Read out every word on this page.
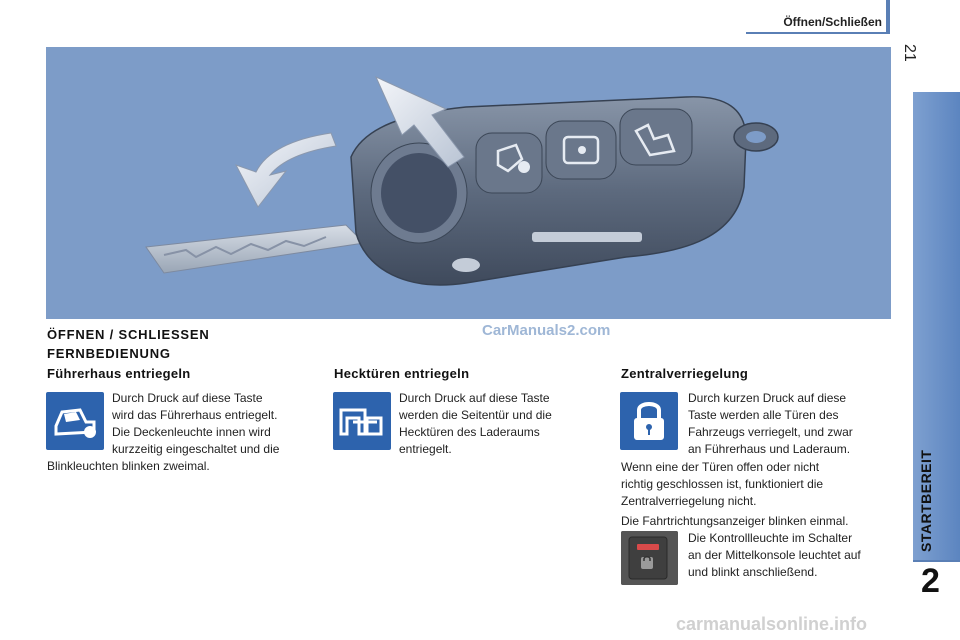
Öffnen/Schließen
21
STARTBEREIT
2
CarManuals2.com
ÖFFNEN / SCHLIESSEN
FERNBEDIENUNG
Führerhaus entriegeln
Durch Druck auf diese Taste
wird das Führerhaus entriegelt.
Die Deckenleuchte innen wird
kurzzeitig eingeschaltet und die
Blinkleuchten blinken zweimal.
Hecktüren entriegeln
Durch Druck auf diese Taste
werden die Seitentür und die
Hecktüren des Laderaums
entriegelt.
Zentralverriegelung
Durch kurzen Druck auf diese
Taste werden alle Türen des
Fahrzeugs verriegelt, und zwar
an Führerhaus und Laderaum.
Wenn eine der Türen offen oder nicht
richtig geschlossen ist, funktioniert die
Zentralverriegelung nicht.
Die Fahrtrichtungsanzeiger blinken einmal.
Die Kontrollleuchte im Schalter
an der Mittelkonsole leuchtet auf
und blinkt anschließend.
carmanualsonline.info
----
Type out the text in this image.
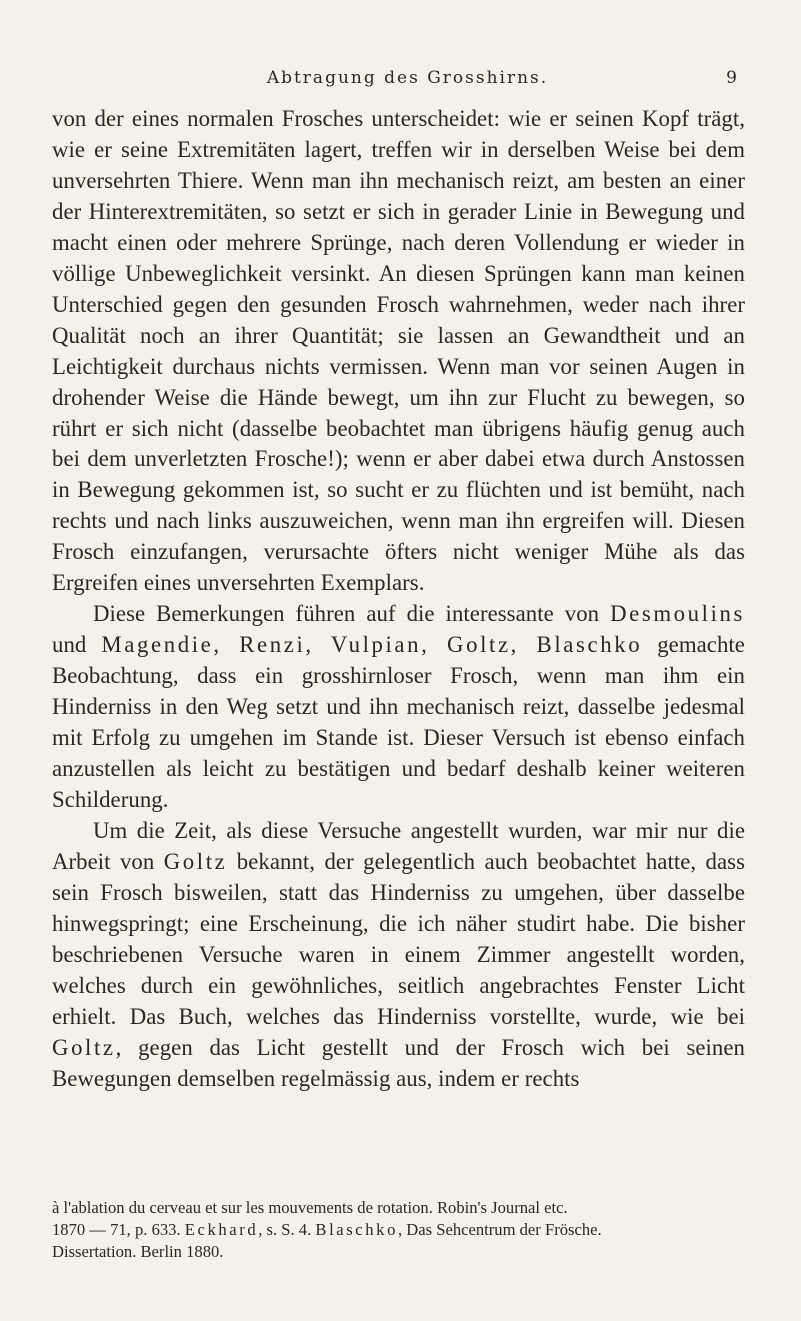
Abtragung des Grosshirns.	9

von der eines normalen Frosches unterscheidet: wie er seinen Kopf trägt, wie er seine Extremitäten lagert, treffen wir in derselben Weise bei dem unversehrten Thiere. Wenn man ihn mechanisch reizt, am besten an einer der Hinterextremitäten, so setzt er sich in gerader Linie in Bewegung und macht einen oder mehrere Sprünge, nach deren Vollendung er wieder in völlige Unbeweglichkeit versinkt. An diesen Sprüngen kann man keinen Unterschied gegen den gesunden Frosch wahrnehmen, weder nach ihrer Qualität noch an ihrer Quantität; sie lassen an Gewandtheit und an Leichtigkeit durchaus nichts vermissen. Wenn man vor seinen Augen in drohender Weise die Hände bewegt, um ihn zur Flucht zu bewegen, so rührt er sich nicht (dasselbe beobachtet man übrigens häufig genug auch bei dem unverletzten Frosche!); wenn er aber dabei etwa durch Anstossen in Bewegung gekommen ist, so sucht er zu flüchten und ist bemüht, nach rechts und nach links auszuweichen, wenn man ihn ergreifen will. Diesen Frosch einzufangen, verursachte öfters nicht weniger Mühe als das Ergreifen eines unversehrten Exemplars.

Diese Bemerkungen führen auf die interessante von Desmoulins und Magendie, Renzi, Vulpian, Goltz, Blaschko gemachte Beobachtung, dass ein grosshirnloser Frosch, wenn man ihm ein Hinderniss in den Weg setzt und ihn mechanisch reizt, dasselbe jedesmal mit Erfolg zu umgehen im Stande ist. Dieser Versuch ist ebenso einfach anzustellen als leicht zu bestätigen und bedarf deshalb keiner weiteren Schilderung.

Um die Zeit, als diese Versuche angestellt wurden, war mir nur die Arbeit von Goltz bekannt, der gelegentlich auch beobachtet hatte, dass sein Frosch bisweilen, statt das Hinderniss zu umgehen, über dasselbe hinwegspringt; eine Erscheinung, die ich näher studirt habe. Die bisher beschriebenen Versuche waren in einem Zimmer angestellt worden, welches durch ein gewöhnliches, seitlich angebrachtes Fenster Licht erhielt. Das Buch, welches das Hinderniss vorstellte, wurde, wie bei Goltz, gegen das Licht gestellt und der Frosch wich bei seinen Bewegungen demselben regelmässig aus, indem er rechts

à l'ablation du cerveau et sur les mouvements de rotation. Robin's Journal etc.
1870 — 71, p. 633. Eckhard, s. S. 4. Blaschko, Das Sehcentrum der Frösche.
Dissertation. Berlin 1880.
----
Exercise aim - Show the lines that mention the word "entriegeln".

Solution below -
Führerhaus entriegeln
Hecktüren entriegeln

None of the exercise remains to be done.